▶ [Document]:
In [None]:
from pyspark.context import SparkContext
from pyspark.sql import SparkSession
import pandas as pd 
pd.options.display.max_columns = 1000
sc = SparkContext.getOrCreate()
spark = SparkSession(sc)

### Person data

In [None]:
df_person = spark.read.parquet("scrape_wikidata/processed_data/step_1_one_line_per_person/page000_0_to_2000.parquet")
df_person.createOrReplaceTempView("df_person")
df_person.limit(2).toPandas()

### Names

In [None]:

df_names = spark.read.parquet("scrape_wikidata/raw_data/names/")
df_names.createOrReplaceTempView("df_names")
sql = """

with concat as (
select original_name, alt_name
from df_names
union all
select alt_name as original_name, original_name as alt_name
from df_names)

select distinct original_name, alt_name
from concat 

"""
df_names = spark.sql(sql)
df_names.createOrReplaceTempView("df_names")


df_freq_fn = spark.read.parquet("scrape_wikidata/processed_data/step_x_births_namrefreq/name_counts_from_births_register.parquet")
df_freq_fn = df_freq_fn.withColumnRenamed("forename", "name")
df_freq_sn = spark.read.parquet("scrape_wikidata/processed_data/step_x_births_namrefreq/surname_counts_from_births_register.parquet")
df_freq_sn = df_freq_fn.withColumnRenamed("surname", "name")
df_freq = df_freq_fn.union(df_freq_sn)
df_freq.createOrReplaceTempView("df_freq")
sql = """
select name, sum(count) as count
from df_freq
group by name
order by count desc
"""
df_freq = spark.sql(sql)
df_freq.createOrReplaceTempView("df_freq")



sql = """
select df_names.*, df_freq.count
from df_names
left join df_freq
on lower(df_names.alt_name) = lower(df_freq.name)
where df_freq.count > 5
"""
df_names = spark.sql(sql)

df_names.createOrReplaceTempView("df_names")

df_names = spark.sql("""



select original_name, collect_list(struct(alt_name, count)) as alt_names
from df_names
where alt_name rlike '^[A-Za-z]+$'
    
group by original_name
""")
df_names.createOrReplaceTempView("df_names")




In [None]:
df_names.count()

In [None]:
df_names.limit(3).toPandas()

▶ [Aim 1]: In the Spark notebook, what number must df_freq.count exceed in the query that joins df_names with df_freq?

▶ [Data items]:
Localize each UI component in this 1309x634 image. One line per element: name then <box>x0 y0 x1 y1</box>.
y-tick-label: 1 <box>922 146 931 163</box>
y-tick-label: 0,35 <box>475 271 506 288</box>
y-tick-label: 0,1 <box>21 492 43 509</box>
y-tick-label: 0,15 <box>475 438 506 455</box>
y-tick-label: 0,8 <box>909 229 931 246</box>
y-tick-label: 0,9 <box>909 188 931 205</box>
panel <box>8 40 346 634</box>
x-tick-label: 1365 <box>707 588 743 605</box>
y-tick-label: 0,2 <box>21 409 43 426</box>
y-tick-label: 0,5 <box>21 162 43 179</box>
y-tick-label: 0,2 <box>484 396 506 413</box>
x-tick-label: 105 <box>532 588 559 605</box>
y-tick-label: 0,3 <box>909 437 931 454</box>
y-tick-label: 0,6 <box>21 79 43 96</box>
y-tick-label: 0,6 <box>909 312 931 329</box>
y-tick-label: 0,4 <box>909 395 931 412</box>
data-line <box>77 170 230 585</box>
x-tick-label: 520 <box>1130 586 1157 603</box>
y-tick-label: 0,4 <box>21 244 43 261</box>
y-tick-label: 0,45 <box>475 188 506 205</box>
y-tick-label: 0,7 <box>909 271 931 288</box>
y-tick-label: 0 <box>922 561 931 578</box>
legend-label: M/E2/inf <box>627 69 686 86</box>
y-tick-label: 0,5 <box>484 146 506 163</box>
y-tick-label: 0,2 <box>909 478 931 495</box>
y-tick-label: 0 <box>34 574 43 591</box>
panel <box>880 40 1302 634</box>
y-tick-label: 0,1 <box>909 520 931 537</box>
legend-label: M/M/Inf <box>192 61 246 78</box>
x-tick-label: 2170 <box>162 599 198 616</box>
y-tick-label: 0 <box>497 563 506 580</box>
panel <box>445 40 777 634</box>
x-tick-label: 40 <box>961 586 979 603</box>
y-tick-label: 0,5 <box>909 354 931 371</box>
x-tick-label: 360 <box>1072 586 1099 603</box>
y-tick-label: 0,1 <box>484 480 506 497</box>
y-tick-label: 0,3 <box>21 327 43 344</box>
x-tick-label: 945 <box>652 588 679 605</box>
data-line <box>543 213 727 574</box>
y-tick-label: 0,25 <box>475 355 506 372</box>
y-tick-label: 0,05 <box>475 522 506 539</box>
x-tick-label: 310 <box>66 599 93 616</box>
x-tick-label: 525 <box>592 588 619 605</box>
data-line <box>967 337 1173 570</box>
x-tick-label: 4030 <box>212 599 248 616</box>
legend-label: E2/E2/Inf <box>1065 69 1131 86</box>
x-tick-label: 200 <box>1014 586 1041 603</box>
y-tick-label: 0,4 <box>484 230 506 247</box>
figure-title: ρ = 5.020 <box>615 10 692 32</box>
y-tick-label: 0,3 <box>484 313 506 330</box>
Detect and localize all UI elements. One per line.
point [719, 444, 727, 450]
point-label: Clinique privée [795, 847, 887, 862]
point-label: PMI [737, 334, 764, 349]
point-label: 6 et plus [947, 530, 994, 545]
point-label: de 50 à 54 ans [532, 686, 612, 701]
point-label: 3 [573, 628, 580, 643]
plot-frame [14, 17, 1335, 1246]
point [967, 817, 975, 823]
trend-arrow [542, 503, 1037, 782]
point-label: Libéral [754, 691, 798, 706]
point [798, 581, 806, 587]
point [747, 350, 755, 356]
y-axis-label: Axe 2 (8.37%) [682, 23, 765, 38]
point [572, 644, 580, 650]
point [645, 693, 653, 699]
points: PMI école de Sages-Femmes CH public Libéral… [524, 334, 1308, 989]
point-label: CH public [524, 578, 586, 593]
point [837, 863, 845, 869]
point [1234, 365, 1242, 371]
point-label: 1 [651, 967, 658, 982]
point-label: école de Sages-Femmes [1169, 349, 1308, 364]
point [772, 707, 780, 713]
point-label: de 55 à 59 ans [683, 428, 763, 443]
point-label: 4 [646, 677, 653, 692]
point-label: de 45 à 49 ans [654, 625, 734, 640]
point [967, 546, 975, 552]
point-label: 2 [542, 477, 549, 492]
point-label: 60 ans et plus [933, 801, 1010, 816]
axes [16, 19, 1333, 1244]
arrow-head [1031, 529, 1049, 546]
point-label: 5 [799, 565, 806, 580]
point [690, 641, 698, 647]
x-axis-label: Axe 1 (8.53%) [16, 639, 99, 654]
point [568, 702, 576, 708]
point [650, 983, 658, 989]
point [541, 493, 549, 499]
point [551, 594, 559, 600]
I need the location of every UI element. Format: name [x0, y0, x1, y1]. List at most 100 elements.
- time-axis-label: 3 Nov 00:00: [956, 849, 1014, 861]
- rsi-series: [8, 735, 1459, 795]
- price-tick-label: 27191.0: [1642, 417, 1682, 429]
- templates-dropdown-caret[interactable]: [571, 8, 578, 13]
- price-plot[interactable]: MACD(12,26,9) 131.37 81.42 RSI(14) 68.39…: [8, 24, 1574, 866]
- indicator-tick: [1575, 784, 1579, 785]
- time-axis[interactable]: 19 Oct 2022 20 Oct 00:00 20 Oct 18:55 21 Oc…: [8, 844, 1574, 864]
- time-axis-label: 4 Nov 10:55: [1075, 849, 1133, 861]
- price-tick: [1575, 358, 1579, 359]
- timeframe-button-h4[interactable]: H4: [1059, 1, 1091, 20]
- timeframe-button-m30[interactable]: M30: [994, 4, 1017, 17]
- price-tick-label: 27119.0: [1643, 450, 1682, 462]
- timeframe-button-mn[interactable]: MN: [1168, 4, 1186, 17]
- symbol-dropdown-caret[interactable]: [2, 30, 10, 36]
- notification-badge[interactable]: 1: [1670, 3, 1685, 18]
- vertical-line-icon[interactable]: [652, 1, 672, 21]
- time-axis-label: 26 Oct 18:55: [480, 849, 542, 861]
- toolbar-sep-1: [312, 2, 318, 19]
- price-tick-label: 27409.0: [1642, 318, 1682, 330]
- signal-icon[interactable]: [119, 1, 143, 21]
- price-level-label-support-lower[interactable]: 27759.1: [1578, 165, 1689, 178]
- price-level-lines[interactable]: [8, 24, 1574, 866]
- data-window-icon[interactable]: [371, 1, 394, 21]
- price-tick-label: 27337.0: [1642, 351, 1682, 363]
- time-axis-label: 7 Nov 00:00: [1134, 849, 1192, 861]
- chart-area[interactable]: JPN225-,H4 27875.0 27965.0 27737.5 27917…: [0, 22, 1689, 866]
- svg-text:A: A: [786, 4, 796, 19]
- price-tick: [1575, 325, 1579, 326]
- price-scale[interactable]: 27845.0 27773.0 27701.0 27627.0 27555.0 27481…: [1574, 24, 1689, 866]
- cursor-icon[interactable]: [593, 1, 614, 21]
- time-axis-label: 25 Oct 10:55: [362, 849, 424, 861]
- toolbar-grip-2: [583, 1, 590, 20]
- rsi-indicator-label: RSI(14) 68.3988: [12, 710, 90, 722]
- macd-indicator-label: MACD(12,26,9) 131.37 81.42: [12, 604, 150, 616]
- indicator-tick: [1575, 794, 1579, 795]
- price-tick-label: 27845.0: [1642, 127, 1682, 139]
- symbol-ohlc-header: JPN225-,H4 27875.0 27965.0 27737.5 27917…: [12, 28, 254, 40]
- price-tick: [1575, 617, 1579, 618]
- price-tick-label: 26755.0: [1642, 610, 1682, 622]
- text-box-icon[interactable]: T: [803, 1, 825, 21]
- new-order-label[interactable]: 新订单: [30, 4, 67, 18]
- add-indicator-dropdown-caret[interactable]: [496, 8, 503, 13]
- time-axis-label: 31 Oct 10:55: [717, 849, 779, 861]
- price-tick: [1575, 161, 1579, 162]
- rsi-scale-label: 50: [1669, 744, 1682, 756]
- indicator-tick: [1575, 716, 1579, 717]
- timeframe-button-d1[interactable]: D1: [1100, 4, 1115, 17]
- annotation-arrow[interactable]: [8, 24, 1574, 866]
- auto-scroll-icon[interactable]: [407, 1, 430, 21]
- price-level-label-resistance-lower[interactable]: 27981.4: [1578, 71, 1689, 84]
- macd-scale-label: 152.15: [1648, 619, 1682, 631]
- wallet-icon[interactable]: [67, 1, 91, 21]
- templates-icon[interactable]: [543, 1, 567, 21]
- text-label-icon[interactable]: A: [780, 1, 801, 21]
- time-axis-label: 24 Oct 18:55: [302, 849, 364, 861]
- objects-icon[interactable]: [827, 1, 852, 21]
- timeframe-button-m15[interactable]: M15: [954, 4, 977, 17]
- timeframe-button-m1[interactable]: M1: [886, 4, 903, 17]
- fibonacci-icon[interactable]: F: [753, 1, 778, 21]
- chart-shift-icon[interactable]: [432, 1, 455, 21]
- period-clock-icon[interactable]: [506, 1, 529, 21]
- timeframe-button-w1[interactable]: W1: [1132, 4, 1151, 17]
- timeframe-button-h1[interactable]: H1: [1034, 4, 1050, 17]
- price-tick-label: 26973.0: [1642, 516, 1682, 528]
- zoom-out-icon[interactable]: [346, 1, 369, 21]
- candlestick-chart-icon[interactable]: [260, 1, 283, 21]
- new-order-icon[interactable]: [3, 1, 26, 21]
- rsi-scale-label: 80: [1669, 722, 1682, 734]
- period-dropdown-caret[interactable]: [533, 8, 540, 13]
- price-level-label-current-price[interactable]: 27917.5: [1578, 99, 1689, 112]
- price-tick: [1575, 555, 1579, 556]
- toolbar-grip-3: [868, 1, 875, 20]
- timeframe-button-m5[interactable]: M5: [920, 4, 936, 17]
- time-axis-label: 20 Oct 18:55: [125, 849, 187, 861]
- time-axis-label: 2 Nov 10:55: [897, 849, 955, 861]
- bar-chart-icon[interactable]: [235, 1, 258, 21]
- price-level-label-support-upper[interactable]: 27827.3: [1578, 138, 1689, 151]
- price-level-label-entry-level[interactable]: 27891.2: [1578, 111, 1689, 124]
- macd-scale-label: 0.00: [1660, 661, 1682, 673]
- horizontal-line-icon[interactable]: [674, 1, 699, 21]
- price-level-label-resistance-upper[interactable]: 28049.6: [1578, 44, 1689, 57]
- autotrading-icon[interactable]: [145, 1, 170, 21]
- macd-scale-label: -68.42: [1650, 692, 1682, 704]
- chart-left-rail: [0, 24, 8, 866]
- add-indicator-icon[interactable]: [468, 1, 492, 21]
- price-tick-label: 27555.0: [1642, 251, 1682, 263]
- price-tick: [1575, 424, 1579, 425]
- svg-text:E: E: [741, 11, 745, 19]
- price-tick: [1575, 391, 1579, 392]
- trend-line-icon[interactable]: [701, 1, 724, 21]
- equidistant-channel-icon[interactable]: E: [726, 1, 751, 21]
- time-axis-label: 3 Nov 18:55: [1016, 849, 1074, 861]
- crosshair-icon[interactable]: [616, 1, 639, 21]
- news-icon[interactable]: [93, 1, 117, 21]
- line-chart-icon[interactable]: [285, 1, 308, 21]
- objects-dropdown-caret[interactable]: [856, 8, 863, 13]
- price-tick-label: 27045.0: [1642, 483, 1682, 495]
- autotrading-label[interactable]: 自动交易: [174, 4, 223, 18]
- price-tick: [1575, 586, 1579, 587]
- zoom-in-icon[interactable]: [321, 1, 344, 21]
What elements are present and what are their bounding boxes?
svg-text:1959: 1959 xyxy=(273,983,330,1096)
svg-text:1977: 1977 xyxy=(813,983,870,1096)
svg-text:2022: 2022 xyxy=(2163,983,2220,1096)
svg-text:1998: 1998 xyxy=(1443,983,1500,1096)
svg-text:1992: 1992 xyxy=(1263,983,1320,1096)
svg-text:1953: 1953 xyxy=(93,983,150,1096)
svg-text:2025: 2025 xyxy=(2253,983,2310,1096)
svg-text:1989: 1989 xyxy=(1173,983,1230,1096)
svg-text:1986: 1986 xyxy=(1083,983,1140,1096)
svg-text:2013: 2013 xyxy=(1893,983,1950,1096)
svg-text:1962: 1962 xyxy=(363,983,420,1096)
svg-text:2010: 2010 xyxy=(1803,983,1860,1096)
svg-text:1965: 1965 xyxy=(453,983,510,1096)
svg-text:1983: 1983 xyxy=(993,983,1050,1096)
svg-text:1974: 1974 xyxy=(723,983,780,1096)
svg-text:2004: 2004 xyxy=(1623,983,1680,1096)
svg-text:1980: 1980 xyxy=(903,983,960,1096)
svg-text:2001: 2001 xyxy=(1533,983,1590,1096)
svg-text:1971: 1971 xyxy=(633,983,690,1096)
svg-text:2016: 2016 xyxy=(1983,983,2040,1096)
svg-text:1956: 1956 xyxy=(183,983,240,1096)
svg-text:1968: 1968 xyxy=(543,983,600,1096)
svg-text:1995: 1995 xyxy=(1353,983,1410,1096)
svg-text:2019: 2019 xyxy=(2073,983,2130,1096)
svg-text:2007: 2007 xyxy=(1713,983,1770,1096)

▶ [Aim 2]: Copy the data items verbatim, everything from the start of the data items down to the line containing "y-tick-label: 0,15 <box>475 438 506 455</box>", with both ends included.

▶ [Complete response 1]: 5

▶ [Complete response 2]:
Localize each UI component in this 1309x634 image. One line per element: name then <box>x0 y0 x1 y1</box>.
y-tick-label: 1 <box>922 146 931 163</box>
y-tick-label: 0,35 <box>475 271 506 288</box>
y-tick-label: 0,1 <box>21 492 43 509</box>
y-tick-label: 0,15 <box>475 438 506 455</box>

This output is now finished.